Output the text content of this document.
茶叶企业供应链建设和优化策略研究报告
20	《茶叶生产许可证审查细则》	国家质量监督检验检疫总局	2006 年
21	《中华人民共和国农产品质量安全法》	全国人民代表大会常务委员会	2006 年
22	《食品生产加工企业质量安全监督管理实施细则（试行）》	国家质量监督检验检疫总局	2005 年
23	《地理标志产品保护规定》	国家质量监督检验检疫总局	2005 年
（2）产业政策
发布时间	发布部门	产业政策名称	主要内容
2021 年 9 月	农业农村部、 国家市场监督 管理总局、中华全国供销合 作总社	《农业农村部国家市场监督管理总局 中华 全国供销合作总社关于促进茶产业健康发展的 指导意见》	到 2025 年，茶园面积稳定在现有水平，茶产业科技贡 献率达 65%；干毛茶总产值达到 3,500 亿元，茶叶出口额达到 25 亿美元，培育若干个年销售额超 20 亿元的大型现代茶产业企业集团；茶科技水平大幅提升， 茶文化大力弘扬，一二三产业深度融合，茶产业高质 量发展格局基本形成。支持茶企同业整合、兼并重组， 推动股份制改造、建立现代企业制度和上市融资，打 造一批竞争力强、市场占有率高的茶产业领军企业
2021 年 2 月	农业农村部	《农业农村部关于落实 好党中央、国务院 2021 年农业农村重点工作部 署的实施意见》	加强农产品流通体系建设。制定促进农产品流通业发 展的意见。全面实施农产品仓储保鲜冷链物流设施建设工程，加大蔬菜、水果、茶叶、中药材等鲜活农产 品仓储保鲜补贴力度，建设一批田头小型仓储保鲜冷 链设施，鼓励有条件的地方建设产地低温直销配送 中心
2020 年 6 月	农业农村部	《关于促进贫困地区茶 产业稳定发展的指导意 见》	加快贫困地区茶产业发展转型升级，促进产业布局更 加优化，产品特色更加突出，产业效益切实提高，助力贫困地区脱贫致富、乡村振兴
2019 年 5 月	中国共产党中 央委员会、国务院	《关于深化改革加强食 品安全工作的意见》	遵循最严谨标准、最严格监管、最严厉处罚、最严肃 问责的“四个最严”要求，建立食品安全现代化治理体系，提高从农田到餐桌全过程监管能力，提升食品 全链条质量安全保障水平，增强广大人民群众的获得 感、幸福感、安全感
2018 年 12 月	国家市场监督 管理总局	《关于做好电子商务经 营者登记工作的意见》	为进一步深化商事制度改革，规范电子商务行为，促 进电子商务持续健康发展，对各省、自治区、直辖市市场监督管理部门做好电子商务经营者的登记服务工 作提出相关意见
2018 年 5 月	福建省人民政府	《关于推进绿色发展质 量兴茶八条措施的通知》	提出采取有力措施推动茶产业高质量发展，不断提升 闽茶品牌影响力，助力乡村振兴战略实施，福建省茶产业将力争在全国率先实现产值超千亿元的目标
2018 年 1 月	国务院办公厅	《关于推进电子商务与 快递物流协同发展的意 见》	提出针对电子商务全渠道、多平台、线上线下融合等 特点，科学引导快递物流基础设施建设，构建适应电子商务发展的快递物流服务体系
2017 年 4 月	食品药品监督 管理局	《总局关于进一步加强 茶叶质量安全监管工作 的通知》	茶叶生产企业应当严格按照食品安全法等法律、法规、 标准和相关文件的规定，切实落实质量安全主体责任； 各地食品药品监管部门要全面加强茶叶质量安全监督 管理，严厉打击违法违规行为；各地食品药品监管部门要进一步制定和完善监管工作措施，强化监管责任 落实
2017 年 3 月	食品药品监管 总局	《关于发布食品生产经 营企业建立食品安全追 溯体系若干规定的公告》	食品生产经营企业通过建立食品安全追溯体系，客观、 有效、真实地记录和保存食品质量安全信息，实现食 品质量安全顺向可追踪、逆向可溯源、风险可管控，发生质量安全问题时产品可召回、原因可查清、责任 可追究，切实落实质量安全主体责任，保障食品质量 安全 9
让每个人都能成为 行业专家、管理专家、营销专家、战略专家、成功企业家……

------

Make an exact copy of all the data.

Output the text content of this document.
茶叶企业供应链建设和优化策略研究报告
20	《茶叶生产许可证审查细则》	国家质量监督检验检疫总局	2006 年
21	《中华人民共和国农产品质量安全法》	全国人民代表大会常务委员会	2006 年
22	《食品生产加工企业质量安全监督管理实施细则（试行）》	国家质量监督检验检疫总局	2005 年
23	《地理标志产品保护规定》	国家质量监督检验检疫总局	2005 年
（2）产业政策
发布时间	发布部门	产业政策名称	主要内容
2021 年 9 月	农业农村部、 国家市场监督 管理总局、中华全国供销合 作总社	《农业农村部国家市场监督管理总局 中华 全国供销合作总社关于促进茶产业健康发展的 指导意见》	到 2025 年，茶园面积稳定在现有水平，茶产业科技贡 献率达 65%；干毛茶总产值达到 3,500 亿元，茶叶出口额达到 25 亿美元，培育若干个年销售额超 20 亿元的大型现代茶产业企业集团；茶科技水平大幅提升， 茶文化大力弘扬，一二三产业深度融合，茶产业高质 量发展格局基本形成。支持茶企同业整合、兼并重组， 推动股份制改造、建立现代企业制度和上市融资，打 造一批竞争力强、市场占有率高的茶产业领军企业
2021 年 2 月	农业农村部	《农业农村部关于落实 好党中央、国务院 2021 年农业农村重点工作部 署的实施意见》	加强农产品流通体系建设。制定促进农产品流通业发 展的意见。全面实施农产品仓储保鲜冷链物流设施建设工程，加大蔬菜、水果、茶叶、中药材等鲜活农产 品仓储保鲜补贴力度，建设一批田头小型仓储保鲜冷 链设施，鼓励有条件的地方建设产地低温直销配送 中心
2020 年 6 月	农业农村部	《关于促进贫困地区茶 产业稳定发展的指导意 见》	加快贫困地区茶产业发展转型升级，促进产业布局更 加优化，产品特色更加突出，产业效益切实提高，助力贫困地区脱贫致富、乡村振兴
2019 年 5 月	中国共产党中 央委员会、国务院	《关于深化改革加强食 品安全工作的意见》	遵循最严谨标准、最严格监管、最严厉处罚、最严肃 问责的“四个最严”要求，建立食品安全现代化治理体系，提高从农田到餐桌全过程监管能力，提升食品 全链条质量安全保障水平，增强广大人民群众的获得 感、幸福感、安全感
2018 年 12 月	国家市场监督 管理总局	《关于做好电子商务经 营者登记工作的意见》	为进一步深化商事制度改革，规范电子商务行为，促 进电子商务持续健康发展，对各省、自治区、直辖市市场监督管理部门做好电子商务经营者的登记服务工 作提出相关意见
2018 年 5 月	福建省人民政府	《关于推进绿色发展质 量兴茶八条措施的通知》	提出采取有力措施推动茶产业高质量发展，不断提升 闽茶品牌影响力，助力乡村振兴战略实施，福建省茶产业将力争在全国率先实现产值超千亿元的目标
2018 年 1 月	国务院办公厅	《关于推进电子商务与 快递物流协同发展的意 见》	提出针对电子商务全渠道、多平台、线上线下融合等 特点，科学引导快递物流基础设施建设，构建适应电子商务发展的快递物流服务体系
2017 年 4 月	食品药品监督 管理局	《总局关于进一步加强 茶叶质量安全监管工作 的通知》	茶叶生产企业应当严格按照食品安全法等法律、法规、 标准和相关文件的规定，切实落实质量安全主体责任； 各地食品药品监管部门要全面加强茶叶质量安全监督 管理，严厉打击违法违规行为；各地食品药品监管部门要进一步制定和完善监管工作措施，强化监管责任 落实
2017 年 3 月	食品药品监管 总局	《关于发布食品生产经 营企业建立食品安全追 溯体系若干规定的公告》	食品生产经营企业通过建立食品安全追溯体系，客观、 有效、真实地记录和保存食品质量安全信息，实现食 品质量安全顺向可追踪、逆向可溯源、风险可管控，发生质量安全问题时产品可召回、原因可查清、责任 可追究，切实落实质量安全主体责任，保障食品质量 安全 9
让每个人都能成为 行业专家、管理专家、营销专家、战略专家、成功企业家……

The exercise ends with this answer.